%%

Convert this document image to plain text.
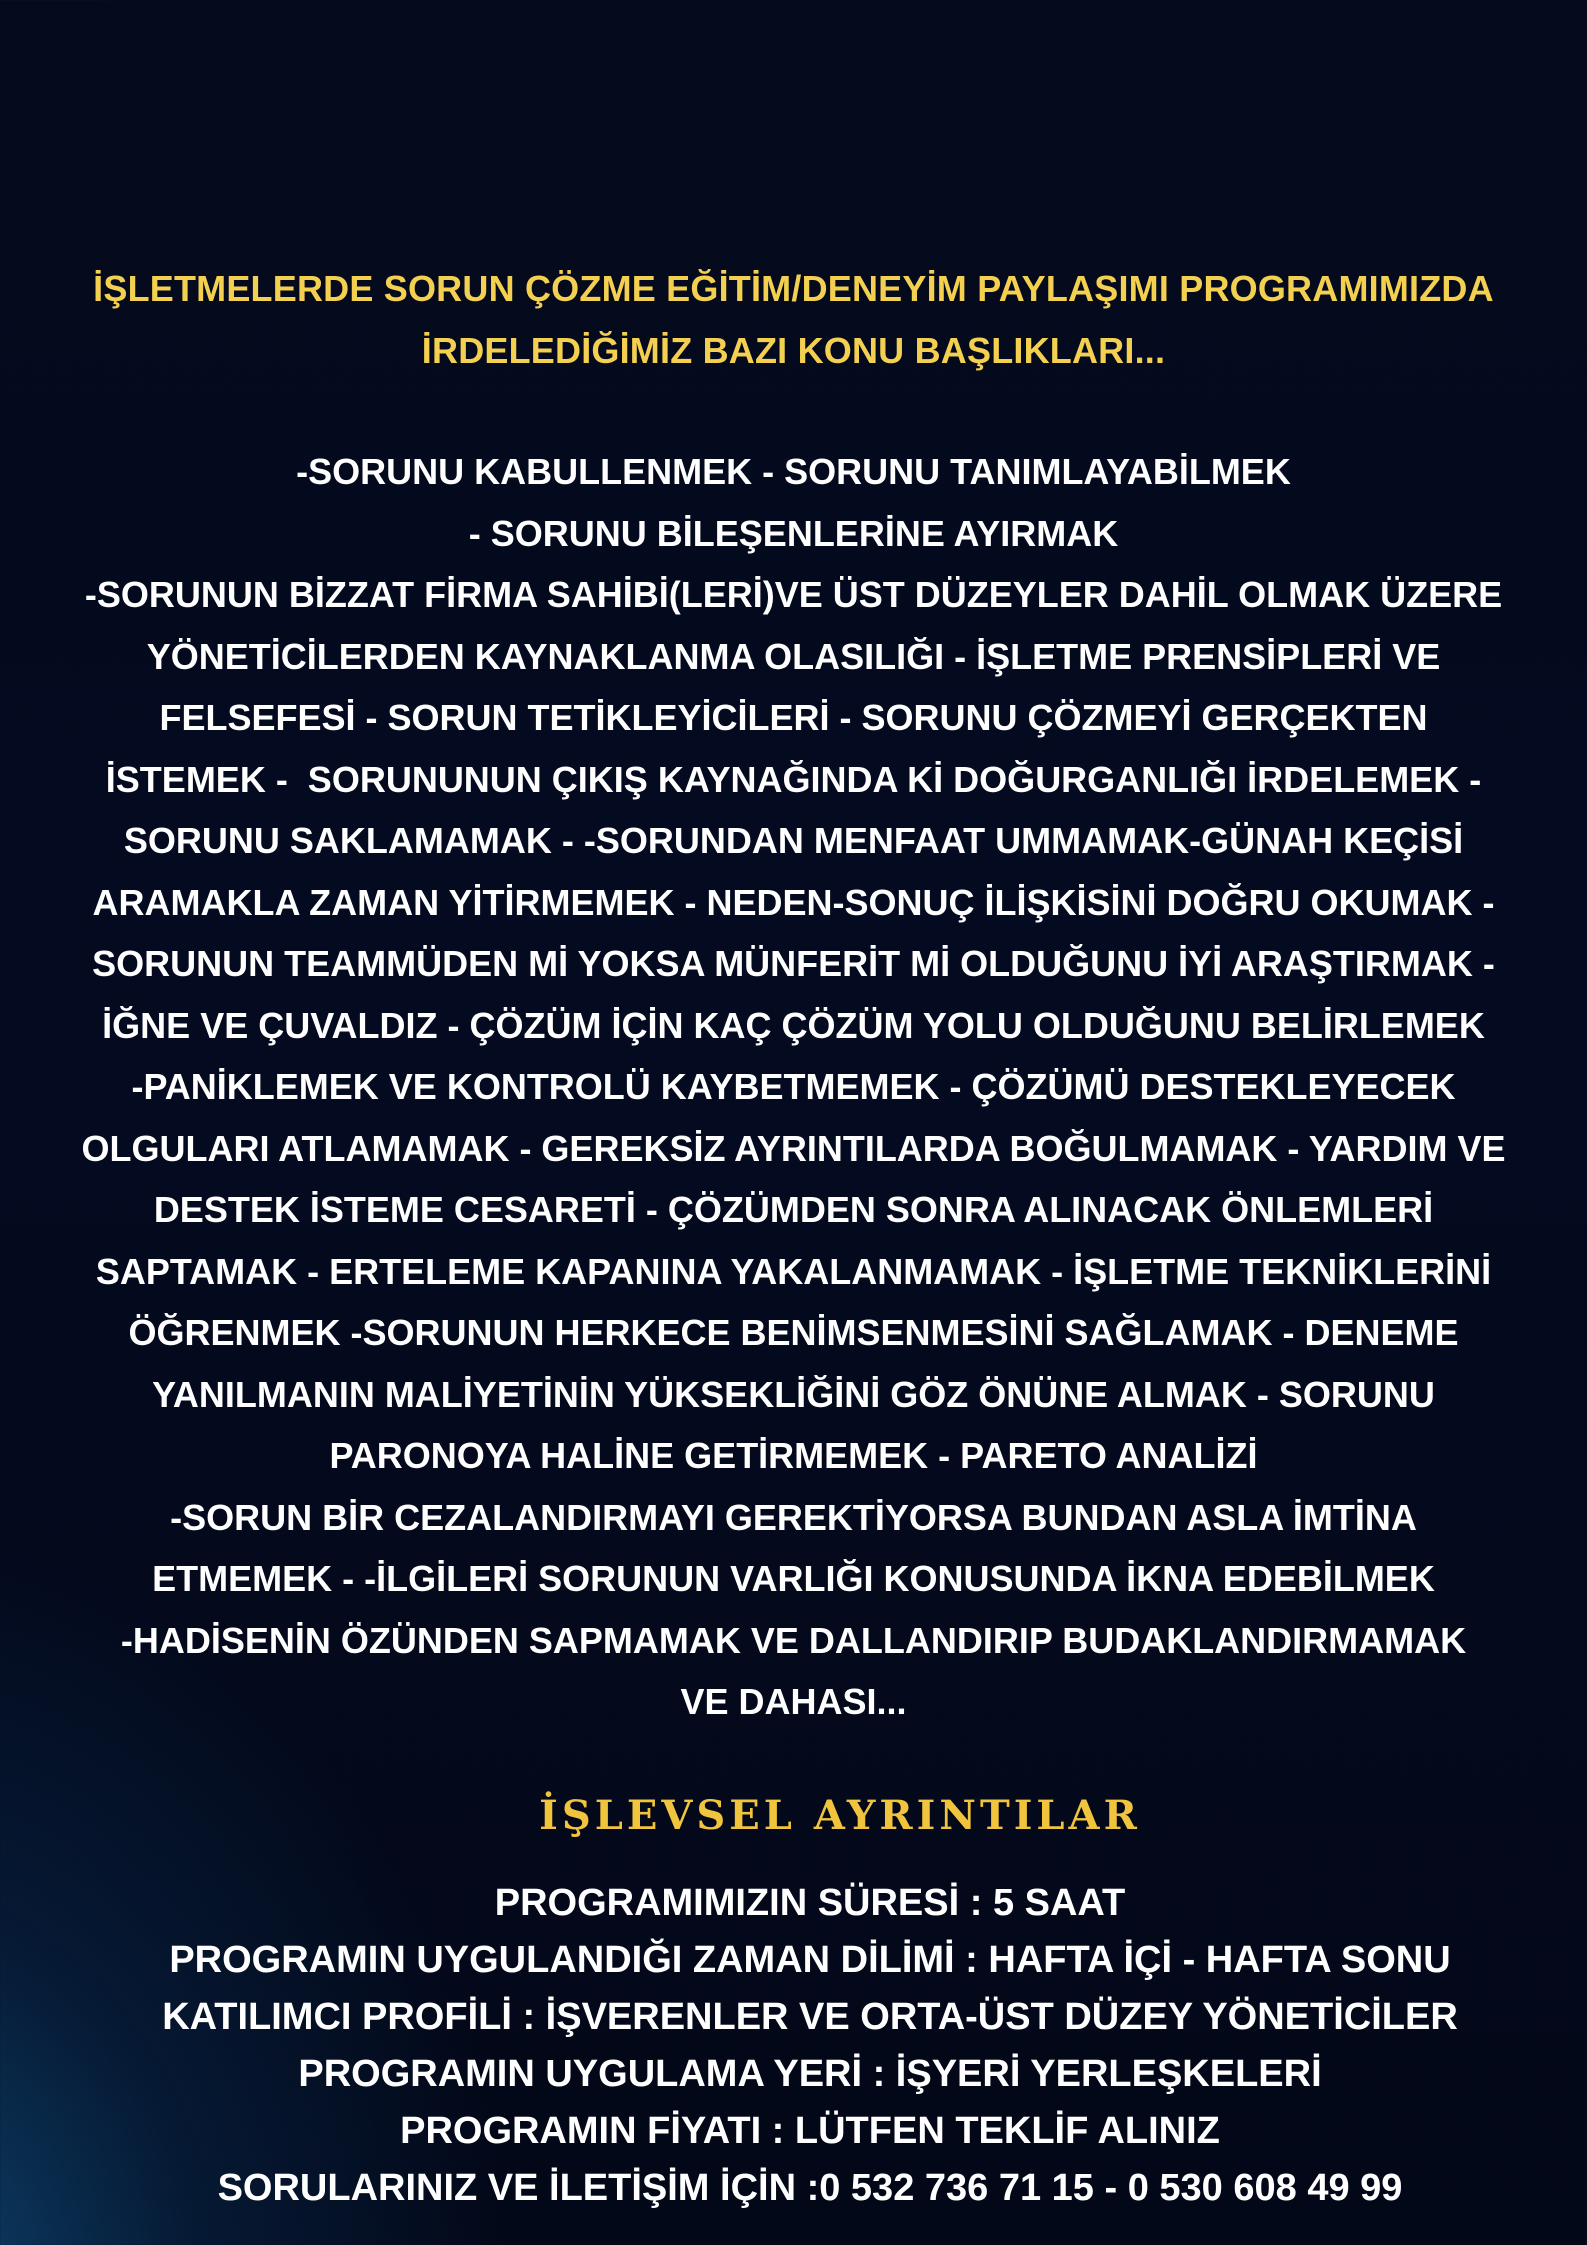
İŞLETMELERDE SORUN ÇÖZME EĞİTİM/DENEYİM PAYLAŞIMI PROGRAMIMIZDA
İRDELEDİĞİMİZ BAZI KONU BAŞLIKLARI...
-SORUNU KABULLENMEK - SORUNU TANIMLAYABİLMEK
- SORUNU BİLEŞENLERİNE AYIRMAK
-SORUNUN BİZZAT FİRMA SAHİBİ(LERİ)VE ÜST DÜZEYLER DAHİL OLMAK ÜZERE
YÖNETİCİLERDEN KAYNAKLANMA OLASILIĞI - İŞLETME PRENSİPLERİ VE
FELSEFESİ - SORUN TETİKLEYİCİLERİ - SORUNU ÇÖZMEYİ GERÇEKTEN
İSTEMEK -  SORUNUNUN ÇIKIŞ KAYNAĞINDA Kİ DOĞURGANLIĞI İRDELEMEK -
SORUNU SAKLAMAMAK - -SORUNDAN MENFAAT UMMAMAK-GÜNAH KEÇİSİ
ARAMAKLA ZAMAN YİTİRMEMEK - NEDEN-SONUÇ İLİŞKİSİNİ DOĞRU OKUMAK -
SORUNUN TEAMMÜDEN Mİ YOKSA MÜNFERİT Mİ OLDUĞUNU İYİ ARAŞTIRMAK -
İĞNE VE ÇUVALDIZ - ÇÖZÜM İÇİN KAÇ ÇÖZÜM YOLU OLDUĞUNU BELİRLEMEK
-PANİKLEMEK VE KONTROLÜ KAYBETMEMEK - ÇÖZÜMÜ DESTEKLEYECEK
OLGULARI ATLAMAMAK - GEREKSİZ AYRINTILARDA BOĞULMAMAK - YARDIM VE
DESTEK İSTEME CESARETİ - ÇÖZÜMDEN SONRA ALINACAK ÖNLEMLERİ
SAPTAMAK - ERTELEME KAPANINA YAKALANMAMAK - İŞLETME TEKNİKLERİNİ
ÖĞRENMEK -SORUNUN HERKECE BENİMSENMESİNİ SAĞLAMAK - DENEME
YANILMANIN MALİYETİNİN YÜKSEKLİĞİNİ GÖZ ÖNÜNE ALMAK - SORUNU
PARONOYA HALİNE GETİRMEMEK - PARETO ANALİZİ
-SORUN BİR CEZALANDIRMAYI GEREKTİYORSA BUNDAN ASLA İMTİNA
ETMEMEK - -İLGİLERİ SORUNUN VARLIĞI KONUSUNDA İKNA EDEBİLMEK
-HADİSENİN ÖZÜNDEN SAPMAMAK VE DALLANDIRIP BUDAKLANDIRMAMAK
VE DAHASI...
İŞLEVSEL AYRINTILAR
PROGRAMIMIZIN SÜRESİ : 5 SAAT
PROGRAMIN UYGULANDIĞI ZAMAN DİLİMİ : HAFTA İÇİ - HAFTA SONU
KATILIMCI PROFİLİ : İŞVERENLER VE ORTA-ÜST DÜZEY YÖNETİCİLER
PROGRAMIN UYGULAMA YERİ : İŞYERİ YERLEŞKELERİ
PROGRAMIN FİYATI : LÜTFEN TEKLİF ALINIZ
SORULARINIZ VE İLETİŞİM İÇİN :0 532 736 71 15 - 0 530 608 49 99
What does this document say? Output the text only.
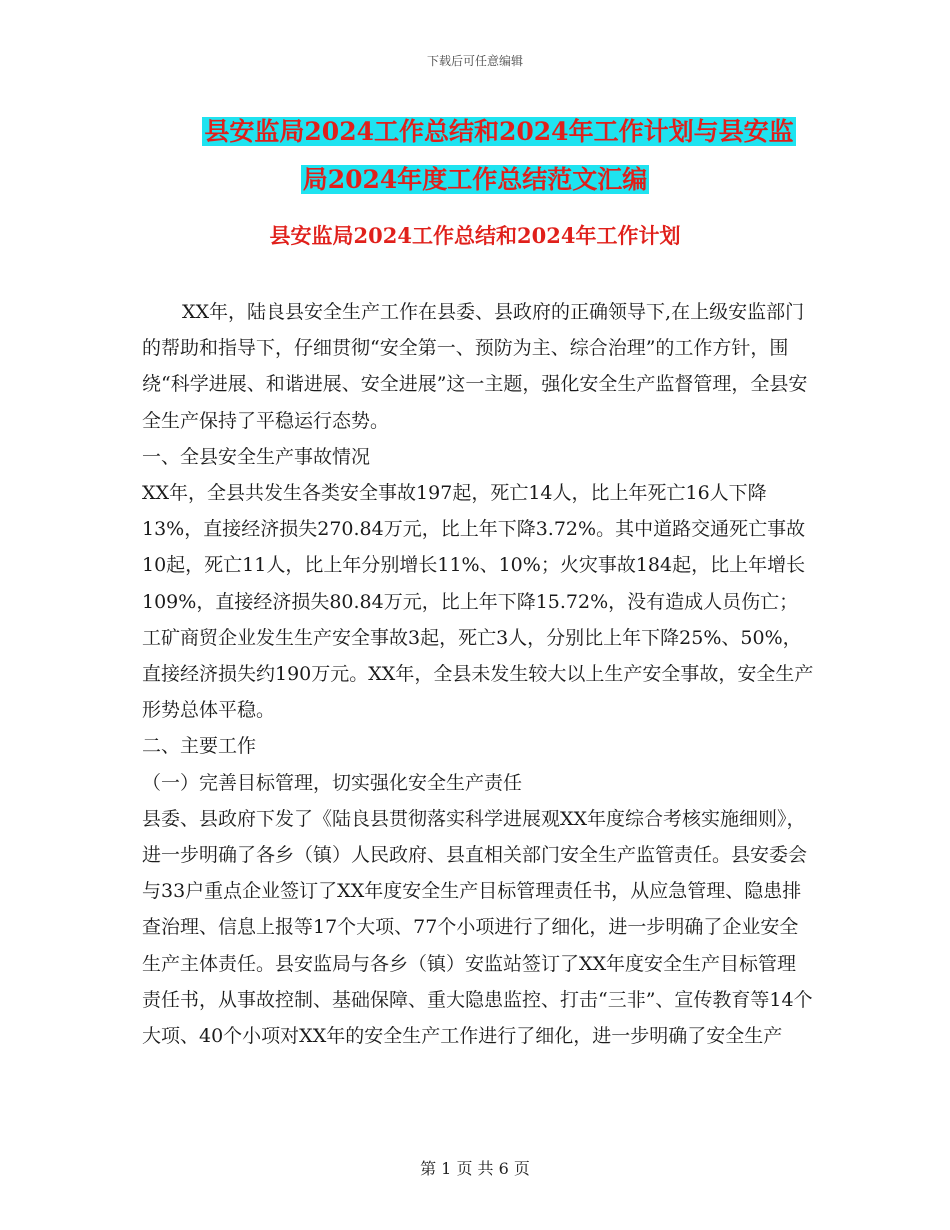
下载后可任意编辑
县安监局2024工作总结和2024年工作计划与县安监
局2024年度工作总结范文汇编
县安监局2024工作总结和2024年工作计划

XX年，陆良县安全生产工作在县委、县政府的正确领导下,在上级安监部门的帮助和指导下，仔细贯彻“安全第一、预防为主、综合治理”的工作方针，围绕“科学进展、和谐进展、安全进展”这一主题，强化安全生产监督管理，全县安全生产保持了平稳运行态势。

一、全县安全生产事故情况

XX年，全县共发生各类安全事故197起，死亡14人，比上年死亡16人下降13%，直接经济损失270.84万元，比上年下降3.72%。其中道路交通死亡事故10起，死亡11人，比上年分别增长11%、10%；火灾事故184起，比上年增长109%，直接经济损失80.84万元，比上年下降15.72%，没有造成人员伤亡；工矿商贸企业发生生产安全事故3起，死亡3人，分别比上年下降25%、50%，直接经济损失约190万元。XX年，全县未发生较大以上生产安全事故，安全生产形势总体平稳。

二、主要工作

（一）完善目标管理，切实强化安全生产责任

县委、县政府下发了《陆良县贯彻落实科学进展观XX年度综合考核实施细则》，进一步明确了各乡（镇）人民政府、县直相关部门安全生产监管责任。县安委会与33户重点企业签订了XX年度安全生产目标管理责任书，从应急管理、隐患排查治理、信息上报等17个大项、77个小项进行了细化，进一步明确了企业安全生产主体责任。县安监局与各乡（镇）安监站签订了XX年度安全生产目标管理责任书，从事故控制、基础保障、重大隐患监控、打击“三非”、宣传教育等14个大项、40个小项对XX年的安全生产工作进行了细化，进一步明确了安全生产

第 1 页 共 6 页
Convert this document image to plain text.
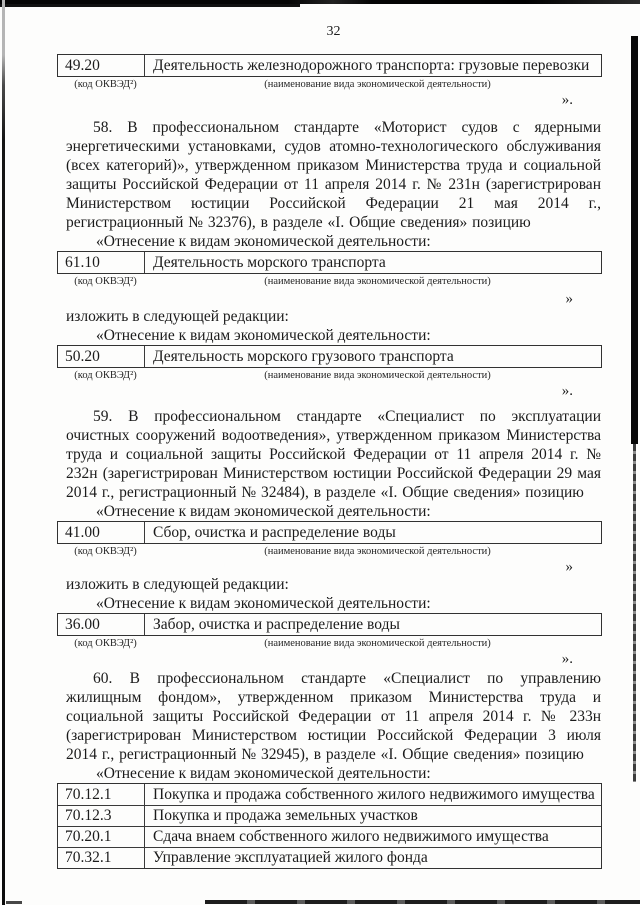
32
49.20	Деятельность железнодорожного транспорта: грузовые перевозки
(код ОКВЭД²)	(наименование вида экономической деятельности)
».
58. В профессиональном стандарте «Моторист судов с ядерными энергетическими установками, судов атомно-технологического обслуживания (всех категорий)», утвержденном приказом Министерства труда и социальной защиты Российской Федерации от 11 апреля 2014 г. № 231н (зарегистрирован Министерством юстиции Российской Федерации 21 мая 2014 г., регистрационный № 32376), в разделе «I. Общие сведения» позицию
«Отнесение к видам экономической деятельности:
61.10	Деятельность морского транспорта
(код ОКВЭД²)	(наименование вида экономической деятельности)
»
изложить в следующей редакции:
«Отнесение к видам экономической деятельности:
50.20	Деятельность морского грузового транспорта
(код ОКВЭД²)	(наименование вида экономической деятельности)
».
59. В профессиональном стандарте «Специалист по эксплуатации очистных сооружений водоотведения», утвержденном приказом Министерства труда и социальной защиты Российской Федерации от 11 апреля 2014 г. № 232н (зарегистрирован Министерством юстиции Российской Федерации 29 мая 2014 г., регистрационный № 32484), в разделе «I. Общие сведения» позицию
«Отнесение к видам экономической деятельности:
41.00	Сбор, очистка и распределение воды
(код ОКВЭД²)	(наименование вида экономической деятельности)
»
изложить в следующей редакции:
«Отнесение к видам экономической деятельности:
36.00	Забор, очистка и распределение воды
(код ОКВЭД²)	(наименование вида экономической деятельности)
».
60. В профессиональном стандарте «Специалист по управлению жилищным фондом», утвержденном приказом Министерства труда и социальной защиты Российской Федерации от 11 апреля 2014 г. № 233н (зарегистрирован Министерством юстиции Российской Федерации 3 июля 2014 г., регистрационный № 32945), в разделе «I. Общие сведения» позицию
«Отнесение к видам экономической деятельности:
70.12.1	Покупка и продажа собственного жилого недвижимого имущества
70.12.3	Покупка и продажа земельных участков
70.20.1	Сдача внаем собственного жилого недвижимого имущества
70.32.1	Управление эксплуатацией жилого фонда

%%

* **Work to complete**: Write out each line again precisely as it appears, skipping every picture.

* **Output of the exercise**:
Convert this document image to plain text.
İŞLETMELERDE SORUN ÇÖZME EĞİTİM/DENEYİM PAYLAŞIMI PROGRAMIMIZDA
İRDELEDİĞİMİZ BAZI KONU BAŞLIKLARI...
-SORUNU KABULLENMEK - SORUNU TANIMLAYABİLMEK
- SORUNU BİLEŞENLERİNE AYIRMAK
-SORUNUN BİZZAT FİRMA SAHİBİ(LERİ)VE ÜST DÜZEYLER DAHİL OLMAK ÜZERE
YÖNETİCİLERDEN KAYNAKLANMA OLASILIĞI - İŞLETME PRENSİPLERİ VE
FELSEFESİ - SORUN TETİKLEYİCİLERİ - SORUNU ÇÖZMEYİ GERÇEKTEN
İSTEMEK -  SORUNUNUN ÇIKIŞ KAYNAĞINDA Kİ DOĞURGANLIĞI İRDELEMEK -
SORUNU SAKLAMAMAK - -SORUNDAN MENFAAT UMMAMAK-GÜNAH KEÇİSİ
ARAMAKLA ZAMAN YİTİRMEMEK - NEDEN-SONUÇ İLİŞKİSİNİ DOĞRU OKUMAK -
SORUNUN TEAMMÜDEN Mİ YOKSA MÜNFERİT Mİ OLDUĞUNU İYİ ARAŞTIRMAK -
İĞNE VE ÇUVALDIZ - ÇÖZÜM İÇİN KAÇ ÇÖZÜM YOLU OLDUĞUNU BELİRLEMEK
-PANİKLEMEK VE KONTROLÜ KAYBETMEMEK - ÇÖZÜMÜ DESTEKLEYECEK
OLGULARI ATLAMAMAK - GEREKSİZ AYRINTILARDA BOĞULMAMAK - YARDIM VE
DESTEK İSTEME CESARETİ - ÇÖZÜMDEN SONRA ALINACAK ÖNLEMLERİ
SAPTAMAK - ERTELEME KAPANINA YAKALANMAMAK - İŞLETME TEKNİKLERİNİ
ÖĞRENMEK -SORUNUN HERKECE BENİMSENMESİNİ SAĞLAMAK - DENEME
YANILMANIN MALİYETİNİN YÜKSEKLİĞİNİ GÖZ ÖNÜNE ALMAK - SORUNU
PARONOYA HALİNE GETİRMEMEK - PARETO ANALİZİ
-SORUN BİR CEZALANDIRMAYI GEREKTİYORSA BUNDAN ASLA İMTİNA
ETMEMEK - -İLGİLERİ SORUNUN VARLIĞI KONUSUNDA İKNA EDEBİLMEK
-HADİSENİN ÖZÜNDEN SAPMAMAK VE DALLANDIRIP BUDAKLANDIRMAMAK
VE DAHASI...
İŞLEVSEL AYRINTILAR
PROGRAMIMIZIN SÜRESİ : 5 SAAT
PROGRAMIN UYGULANDIĞI ZAMAN DİLİMİ : HAFTA İÇİ - HAFTA SONU
KATILIMCI PROFİLİ : İŞVERENLER VE ORTA-ÜST DÜZEY YÖNETİCİLER
PROGRAMIN UYGULAMA YERİ : İŞYERİ YERLEŞKELERİ
PROGRAMIN FİYATI : LÜTFEN TEKLİF ALINIZ
SORULARINIZ VE İLETİŞİM İÇİN :0 532 736 71 15 - 0 530 608 49 99
What does this document say? Output the text only.
下载后可任意编辑
县安监局2024工作总结和2024年工作计划与县安监
局2024年度工作总结范文汇编
县安监局2024工作总结和2024年工作计划

XX年，陆良县安全生产工作在县委、县政府的正确领导下,在上级安监部门的帮助和指导下，仔细贯彻“安全第一、预防为主、综合治理”的工作方针，围绕“科学进展、和谐进展、安全进展”这一主题，强化安全生产监督管理，全县安全生产保持了平稳运行态势。

一、全县安全生产事故情况

XX年，全县共发生各类安全事故197起，死亡14人，比上年死亡16人下降13%，直接经济损失270.84万元，比上年下降3.72%。其中道路交通死亡事故10起，死亡11人，比上年分别增长11%、10%；火灾事故184起，比上年增长109%，直接经济损失80.84万元，比上年下降15.72%，没有造成人员伤亡；工矿商贸企业发生生产安全事故3起，死亡3人，分别比上年下降25%、50%，直接经济损失约190万元。XX年，全县未发生较大以上生产安全事故，安全生产形势总体平稳。

二、主要工作

（一）完善目标管理，切实强化安全生产责任

县委、县政府下发了《陆良县贯彻落实科学进展观XX年度综合考核实施细则》，进一步明确了各乡（镇）人民政府、县直相关部门安全生产监管责任。县安委会与33户重点企业签订了XX年度安全生产目标管理责任书，从应急管理、隐患排查治理、信息上报等17个大项、77个小项进行了细化，进一步明确了企业安全生产主体责任。县安监局与各乡（镇）安监站签订了XX年度安全生产目标管理责任书，从事故控制、基础保障、重大隐患监控、打击“三非”、宣传教育等14个大项、40个小项对XX年的安全生产工作进行了细化，进一步明确了安全生产

第 1 页 共 6 页
Convert this document image to plain text.
32
49.20	Деятельность железнодорожного транспорта: грузовые перевозки
(код ОКВЭД²)	(наименование вида экономической деятельности)
».
58. В профессиональном стандарте «Моторист судов с ядерными энергетическими установками, судов атомно-технологического обслуживания (всех категорий)», утвержденном приказом Министерства труда и социальной защиты Российской Федерации от 11 апреля 2014 г. № 231н (зарегистрирован Министерством юстиции Российской Федерации 21 мая 2014 г., регистрационный № 32376), в разделе «I. Общие сведения» позицию
«Отнесение к видам экономической деятельности:
61.10	Деятельность морского транспорта
(код ОКВЭД²)	(наименование вида экономической деятельности)
»
изложить в следующей редакции:
«Отнесение к видам экономической деятельности:
50.20	Деятельность морского грузового транспорта
(код ОКВЭД²)	(наименование вида экономической деятельности)
».
59. В профессиональном стандарте «Специалист по эксплуатации очистных сооружений водоотведения», утвержденном приказом Министерства труда и социальной защиты Российской Федерации от 11 апреля 2014 г. № 232н (зарегистрирован Министерством юстиции Российской Федерации 29 мая 2014 г., регистрационный № 32484), в разделе «I. Общие сведения» позицию
«Отнесение к видам экономической деятельности:
41.00	Сбор, очистка и распределение воды
(код ОКВЭД²)	(наименование вида экономической деятельности)
»
изложить в следующей редакции:
«Отнесение к видам экономической деятельности:
36.00	Забор, очистка и распределение воды
(код ОКВЭД²)	(наименование вида экономической деятельности)
».
60. В профессиональном стандарте «Специалист по управлению жилищным фондом», утвержденном приказом Министерства труда и социальной защиты Российской Федерации от 11 апреля 2014 г. № 233н (зарегистрирован Министерством юстиции Российской Федерации 3 июля 2014 г., регистрационный № 32945), в разделе «I. Общие сведения» позицию
«Отнесение к видам экономической деятельности:
70.12.1	Покупка и продажа собственного жилого недвижимого имущества
70.12.3	Покупка и продажа земельных участков
70.20.1	Сдача внаем собственного жилого недвижимого имущества
70.32.1	Управление эксплуатацией жилого фонда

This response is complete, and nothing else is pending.